Trecho da página:
================================
O Congresso foi apaziguado com o orçamento secreto, cerca de R$ 16 bilhões distribuídos sem transparência. O Supremo, depois de meses de denúncia, deteve o processo. Mas o reabriu com a promessa de romper o segredo daqui para a frente.
E o que foi gasto até agora? Parece que ficará para sempre como um segredo. Rodrigo Pacheco prometeu prestar contas daqui a seis meses. É quase tão remoto como os cem anos de segredo que o Exército determinou para divulgar as razões de seu perdão ao general Pazuello.
Não é justo dizer que eles roubaram R$ 16 bilhões. Também não é justo dizer que os gastaram honestamente. O segredo bloqueia qualquer julgamento, apenas estimula suspeitas.
Um deputado do Maranhão, quadro do PL (atual partido de Bolsonaro), investigado pela Polícia Federal, apareceu contando uma grande quantidade de dinheiro. Nada tão impressionante como o apartamento de Geddel Vieira, abarrotado de notas. Apenas um indício de que o processo foi democratizado e cada um maneja sua pequena fortuna.
Bolsonaro precisa ganhar as eleições e vai mover o Tesouro Nacional. Os deputados que o apoiam precisam ganhar a eleição e, certamente, vão usar as emendas de relator para alcançar seu objetivo. Essa relação entre presidente e Congresso não é nova, mas agora ganha uma estrutura mais consistente com as chamadas emendas de relator.
================================
Informações extraídas:
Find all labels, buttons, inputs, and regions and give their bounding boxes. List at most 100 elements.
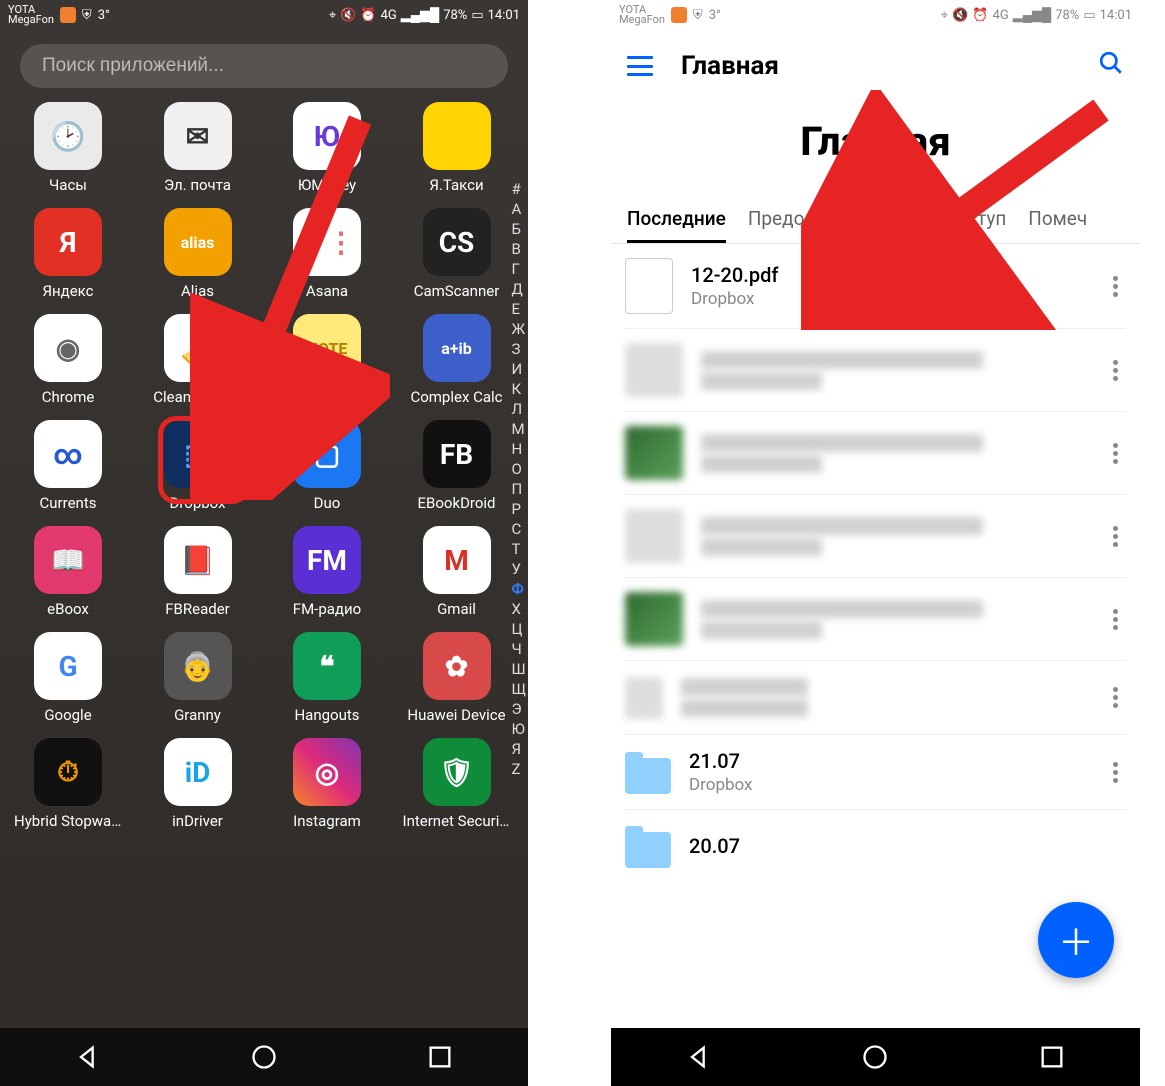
app-complex-calc[interactable]: a+ibComplex Calc (403, 314, 511, 406)
weather-badge (60, 7, 76, 23)
more-button[interactable] (1104, 360, 1126, 381)
alpha-О[interactable]: О (511, 460, 526, 478)
alpha-Р[interactable]: Р (511, 500, 526, 518)
app-label: Instagram (293, 812, 361, 830)
app-fbreader[interactable]: 📕FBReader (144, 526, 252, 618)
app-asana[interactable]: ⋮⋮Asana (273, 208, 381, 300)
alpha-З[interactable]: З (511, 340, 526, 358)
alpha-Щ[interactable]: Щ (511, 680, 526, 698)
app-яндекс[interactable]: ЯЯндекс (14, 208, 122, 300)
app-eboox[interactable]: 📖eBoox (14, 526, 122, 618)
app-chrome[interactable]: ◉Chrome (14, 314, 122, 406)
search-icon[interactable] (1098, 50, 1124, 83)
alpha-Э[interactable]: Э (511, 700, 526, 718)
alpha-У[interactable]: У (511, 560, 526, 578)
home-button[interactable] (250, 1043, 278, 1071)
app-duo[interactable]: ▢Duo (273, 420, 381, 512)
home-button[interactable] (861, 1043, 889, 1071)
more-button[interactable] (1104, 609, 1126, 630)
file-row-blurred[interactable] (625, 329, 1126, 412)
system-nav-bar (611, 1028, 1140, 1086)
back-button[interactable] (74, 1043, 102, 1071)
more-button[interactable] (1104, 276, 1126, 297)
more-button[interactable] (1104, 687, 1126, 708)
fab-add-button[interactable]: ＋ (1038, 902, 1114, 978)
alpha-Ю[interactable]: Ю (511, 720, 526, 738)
alpha-С[interactable]: С (511, 520, 526, 538)
recents-button[interactable] (1038, 1043, 1066, 1071)
app-label: Asana (306, 282, 348, 300)
file-row-blurred[interactable] (625, 412, 1126, 495)
blurred-thumbnail (625, 426, 683, 480)
alpha-Е[interactable]: Е (511, 300, 526, 318)
alpha-В[interactable]: В (511, 240, 526, 258)
alpha-Т[interactable]: Т (511, 540, 526, 558)
alpha-А[interactable]: А (511, 200, 526, 218)
more-button[interactable] (1104, 443, 1126, 464)
app-hybrid-stopwa-[interactable]: ⏱Hybrid Stopwa... (14, 738, 122, 830)
alpha-Л[interactable]: Л (511, 400, 526, 418)
alpha-П[interactable]: П (511, 480, 526, 498)
tab-последние[interactable]: Последние (627, 207, 726, 243)
alpha-Ч[interactable]: Ч (511, 640, 526, 658)
alpha-Д[interactable]: Д (511, 280, 526, 298)
back-button[interactable] (685, 1043, 713, 1071)
file-row-pdf[interactable]: 12-20.pdf Dropbox (625, 244, 1126, 329)
alpha-М[interactable]: М (511, 420, 526, 438)
alpha-Ф[interactable]: Ф (511, 580, 526, 598)
alpha-Н[interactable]: Н (511, 440, 526, 458)
app-indriver[interactable]: iDinDriver (144, 738, 252, 830)
alpha-К[interactable]: К (511, 380, 526, 398)
more-button[interactable] (1104, 762, 1126, 783)
app-ebookdroid[interactable]: FBEBookDroid (403, 420, 511, 512)
file-row-blurred[interactable] (625, 661, 1126, 735)
more-button[interactable] (1104, 526, 1126, 547)
mute-icon: 🔇 (952, 8, 968, 23)
app-hangouts[interactable]: ❝Hangouts (273, 632, 381, 724)
alpha-Х[interactable]: Х (511, 600, 526, 618)
bluetooth-icon: ⌖ (329, 8, 336, 23)
battery-icon: ▭ (471, 8, 483, 23)
app-эл-почта[interactable]: ✉Эл. почта (144, 102, 252, 194)
file-location: Dropbox (691, 289, 1104, 309)
alpha-#[interactable]: # (511, 180, 526, 198)
app-granny[interactable]: 👵Granny (144, 632, 252, 724)
app-clean-master[interactable]: 🧹Clean Master (144, 314, 252, 406)
folder-row[interactable]: 20.07 (625, 810, 1126, 882)
alpha-Ц[interactable]: Ц (511, 620, 526, 638)
alpha-Ш[interactable]: Ш (511, 660, 526, 678)
app-internet-securi-[interactable]: 🛡Internet Securi... (403, 738, 511, 830)
tab-помеч[interactable]: Помеч (1028, 207, 1087, 243)
recents-button[interactable] (426, 1043, 454, 1071)
app-search-input[interactable] (20, 44, 508, 88)
battery-icon: ▭ (1083, 8, 1095, 23)
app-currents[interactable]: ∞Currents (14, 420, 122, 512)
app-fm-радио[interactable]: FMFM-радио (273, 526, 381, 618)
alpha-index[interactable]: # АБВГДЕЖЗИКЛМНОПРСТУФХЦЧШЩЭЮЯZ (511, 180, 526, 778)
app-gmail[interactable]: MGmail (403, 526, 511, 618)
app-юmoney[interactable]: ЮЮMoney (273, 102, 381, 194)
blurred-thumbnail (625, 677, 663, 719)
file-row-blurred[interactable] (625, 495, 1126, 578)
app-google[interactable]: GGoogle (14, 632, 122, 724)
alpha-Г[interactable]: Г (511, 260, 526, 278)
alpha-И[interactable]: И (511, 360, 526, 378)
app-часы[interactable]: 🕑Часы (14, 102, 122, 194)
alpha-Z[interactable]: Z (511, 760, 526, 778)
app-instagram[interactable]: ◎Instagram (273, 738, 381, 830)
app-alias[interactable]: aliasAlias (144, 208, 252, 300)
blurred-thumbnail (625, 343, 683, 397)
alpha-Ж[interactable]: Ж (511, 320, 526, 338)
file-row-blurred[interactable] (625, 578, 1126, 661)
folder-row[interactable]: 21.07 Dropbox (625, 735, 1126, 810)
app-camscanner[interactable]: CSCamScanner (403, 208, 511, 300)
app-dropbox[interactable]: ⬚Dropbox (144, 420, 252, 512)
tab-предоставлен-общий-доступ[interactable]: Предоставлен общий доступ (748, 207, 1006, 243)
menu-button[interactable] (627, 56, 653, 76)
app-colornote[interactable]: NOTEColorNote (273, 314, 381, 406)
app-я-такси[interactable]: Я.Такси (403, 102, 511, 194)
app-huawei-device[interactable]: ✿Huawei Device (403, 632, 511, 724)
app-icon: 🧹 (164, 314, 232, 382)
alpha-Я[interactable]: Я (511, 740, 526, 758)
alpha-Б[interactable]: Б (511, 220, 526, 238)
================================
Instrução:
Repita, palavra por palavra, a parte do texto sobre o orçamento secreto que vai de "E o que foi" até "sua pequena fortuna.", inclusive.

Resposta do exercício:
E o que foi gasto até agora? Parece que ficará para sempre como um segredo. Rodrigo Pacheco prometeu prestar contas daqui a seis meses. É quase tão remoto como os cem anos de segredo que o Exército determinou para divulgar as razões de seu perdão ao general Pazuello.
Não é justo dizer que eles roubaram R$ 16 bilhões. Também não é justo dizer que os gastaram honestamente. O segredo bloqueia qualquer julgamento, apenas estimula suspeitas.
Um deputado do Maranhão, quadro do PL (atual partido de Bolsonaro), investigado pela Polícia Federal, apareceu contando uma grande quantidade de dinheiro. Nada tão impressionante como o apartamento de Geddel Vieira, abarrotado de notas. Apenas um indício de que o processo foi democratizado e cada um maneja sua pequena fortuna.